Wherever the string "elhangzott" occurs in a line of these records, report that line.

<<<<

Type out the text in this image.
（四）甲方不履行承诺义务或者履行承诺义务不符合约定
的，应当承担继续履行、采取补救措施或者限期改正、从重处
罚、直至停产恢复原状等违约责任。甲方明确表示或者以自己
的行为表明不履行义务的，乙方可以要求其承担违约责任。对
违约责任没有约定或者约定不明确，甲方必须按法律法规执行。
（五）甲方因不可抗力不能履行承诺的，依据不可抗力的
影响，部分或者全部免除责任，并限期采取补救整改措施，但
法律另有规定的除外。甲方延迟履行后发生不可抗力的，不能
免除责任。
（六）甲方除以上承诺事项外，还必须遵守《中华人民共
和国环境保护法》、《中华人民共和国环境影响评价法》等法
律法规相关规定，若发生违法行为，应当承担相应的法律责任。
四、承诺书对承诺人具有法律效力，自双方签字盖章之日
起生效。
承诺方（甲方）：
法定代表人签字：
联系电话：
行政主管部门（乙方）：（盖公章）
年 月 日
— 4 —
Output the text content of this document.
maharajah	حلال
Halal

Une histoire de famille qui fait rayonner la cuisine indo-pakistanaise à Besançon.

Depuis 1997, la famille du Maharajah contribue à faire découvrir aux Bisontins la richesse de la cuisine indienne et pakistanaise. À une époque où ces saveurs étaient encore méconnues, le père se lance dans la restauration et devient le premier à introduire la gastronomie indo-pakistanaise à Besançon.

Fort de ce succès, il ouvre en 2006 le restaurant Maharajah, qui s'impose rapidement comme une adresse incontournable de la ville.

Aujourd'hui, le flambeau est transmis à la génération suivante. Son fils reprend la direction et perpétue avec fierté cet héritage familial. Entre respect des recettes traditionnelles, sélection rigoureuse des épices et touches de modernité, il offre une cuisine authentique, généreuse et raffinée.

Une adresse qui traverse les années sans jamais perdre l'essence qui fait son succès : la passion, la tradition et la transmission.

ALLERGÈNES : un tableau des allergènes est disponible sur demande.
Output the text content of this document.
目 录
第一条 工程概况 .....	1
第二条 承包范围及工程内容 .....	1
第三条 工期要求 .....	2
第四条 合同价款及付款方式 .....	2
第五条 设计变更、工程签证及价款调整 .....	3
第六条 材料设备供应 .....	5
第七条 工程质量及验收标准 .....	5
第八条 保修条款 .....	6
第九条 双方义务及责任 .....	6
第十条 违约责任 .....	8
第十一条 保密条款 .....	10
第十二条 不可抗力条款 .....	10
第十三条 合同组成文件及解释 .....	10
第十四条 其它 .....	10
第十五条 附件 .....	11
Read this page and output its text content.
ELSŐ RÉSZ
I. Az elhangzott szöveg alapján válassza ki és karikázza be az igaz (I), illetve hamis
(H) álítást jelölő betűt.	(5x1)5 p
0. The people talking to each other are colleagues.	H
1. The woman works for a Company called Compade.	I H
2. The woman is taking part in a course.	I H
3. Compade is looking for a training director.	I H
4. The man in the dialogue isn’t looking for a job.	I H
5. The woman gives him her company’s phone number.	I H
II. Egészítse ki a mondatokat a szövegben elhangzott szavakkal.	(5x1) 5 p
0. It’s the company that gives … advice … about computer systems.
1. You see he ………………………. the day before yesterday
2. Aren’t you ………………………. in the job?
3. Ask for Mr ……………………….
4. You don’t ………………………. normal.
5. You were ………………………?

>>>>

Reply
I. Az elhangzott szöveg alapján válassza ki és karikázza be az igaz (I), illetve hamis
II. Egészítse ki a mondatokat a szövegben elhangzott szavakkal.	(5x1) 5 p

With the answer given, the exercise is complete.